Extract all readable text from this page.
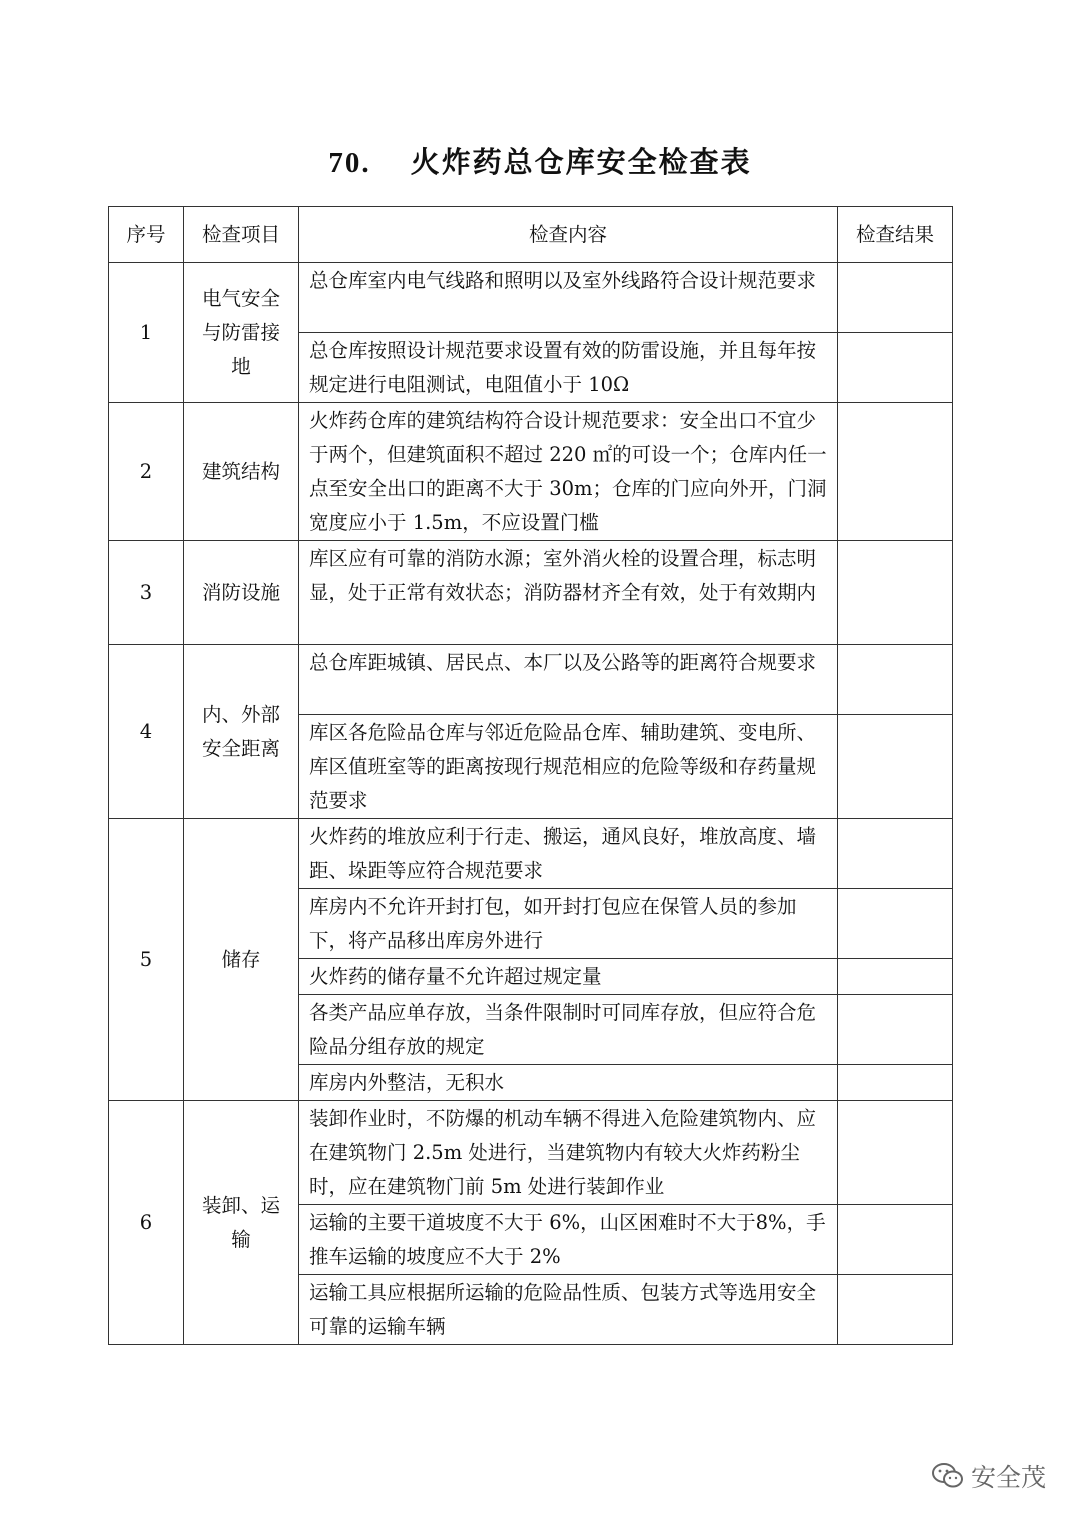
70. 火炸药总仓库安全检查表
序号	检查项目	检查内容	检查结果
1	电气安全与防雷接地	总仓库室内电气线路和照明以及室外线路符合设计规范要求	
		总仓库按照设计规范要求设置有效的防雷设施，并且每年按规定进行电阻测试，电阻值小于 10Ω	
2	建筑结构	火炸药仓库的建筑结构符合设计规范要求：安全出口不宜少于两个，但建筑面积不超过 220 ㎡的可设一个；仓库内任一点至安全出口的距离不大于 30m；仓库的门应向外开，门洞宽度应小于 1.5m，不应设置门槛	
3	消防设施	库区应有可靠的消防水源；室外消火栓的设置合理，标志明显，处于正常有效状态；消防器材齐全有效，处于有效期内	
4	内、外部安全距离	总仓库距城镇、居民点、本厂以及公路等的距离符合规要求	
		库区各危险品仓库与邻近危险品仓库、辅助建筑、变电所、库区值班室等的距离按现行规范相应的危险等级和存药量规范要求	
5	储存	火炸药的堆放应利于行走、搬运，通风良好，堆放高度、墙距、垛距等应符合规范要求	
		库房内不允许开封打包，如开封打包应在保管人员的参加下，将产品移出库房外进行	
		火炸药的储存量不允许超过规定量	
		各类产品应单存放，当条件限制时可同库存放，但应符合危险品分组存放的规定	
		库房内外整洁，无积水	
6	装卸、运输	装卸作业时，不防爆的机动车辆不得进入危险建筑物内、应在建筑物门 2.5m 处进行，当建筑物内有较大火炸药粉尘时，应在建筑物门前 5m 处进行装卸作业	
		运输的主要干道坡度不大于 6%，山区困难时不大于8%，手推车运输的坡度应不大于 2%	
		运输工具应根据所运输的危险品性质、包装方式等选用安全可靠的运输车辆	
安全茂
****************
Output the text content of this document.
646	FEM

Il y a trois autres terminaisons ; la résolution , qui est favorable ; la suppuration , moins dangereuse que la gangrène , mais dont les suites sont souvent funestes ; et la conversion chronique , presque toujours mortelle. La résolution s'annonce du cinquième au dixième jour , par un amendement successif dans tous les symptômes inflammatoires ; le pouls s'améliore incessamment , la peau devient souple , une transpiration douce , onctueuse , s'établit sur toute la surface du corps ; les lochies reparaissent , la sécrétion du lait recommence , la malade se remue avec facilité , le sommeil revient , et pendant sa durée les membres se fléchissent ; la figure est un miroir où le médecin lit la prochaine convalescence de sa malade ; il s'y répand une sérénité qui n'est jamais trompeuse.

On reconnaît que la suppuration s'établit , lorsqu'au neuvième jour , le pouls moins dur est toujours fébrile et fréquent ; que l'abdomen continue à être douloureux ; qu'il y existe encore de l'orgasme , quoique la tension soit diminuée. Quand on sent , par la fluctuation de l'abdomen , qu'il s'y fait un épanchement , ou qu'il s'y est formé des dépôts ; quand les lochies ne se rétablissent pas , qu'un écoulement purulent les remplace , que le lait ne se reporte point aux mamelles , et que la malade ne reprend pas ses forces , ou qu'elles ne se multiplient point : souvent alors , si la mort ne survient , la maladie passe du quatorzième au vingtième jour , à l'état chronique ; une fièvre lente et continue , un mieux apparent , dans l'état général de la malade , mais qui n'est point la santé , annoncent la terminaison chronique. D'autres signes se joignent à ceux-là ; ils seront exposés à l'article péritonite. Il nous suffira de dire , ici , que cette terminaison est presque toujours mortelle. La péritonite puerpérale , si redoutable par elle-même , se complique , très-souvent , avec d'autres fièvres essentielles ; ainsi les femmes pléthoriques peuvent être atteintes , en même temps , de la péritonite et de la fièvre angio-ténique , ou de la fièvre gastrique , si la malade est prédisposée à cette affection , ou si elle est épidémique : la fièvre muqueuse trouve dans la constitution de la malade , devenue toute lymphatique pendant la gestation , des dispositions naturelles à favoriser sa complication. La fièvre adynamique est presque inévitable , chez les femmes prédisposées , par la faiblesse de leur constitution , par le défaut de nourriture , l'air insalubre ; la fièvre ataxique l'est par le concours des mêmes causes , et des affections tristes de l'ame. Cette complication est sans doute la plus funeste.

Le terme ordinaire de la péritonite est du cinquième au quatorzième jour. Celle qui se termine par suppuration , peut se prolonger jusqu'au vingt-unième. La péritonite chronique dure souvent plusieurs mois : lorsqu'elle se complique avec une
****************
--- DIRECTION ---
Search the listing for the word "this" and return each line that holds it.

--- ANSWER TO THE TASK ---
Extract all readable text from this page.
Output the text content of this document.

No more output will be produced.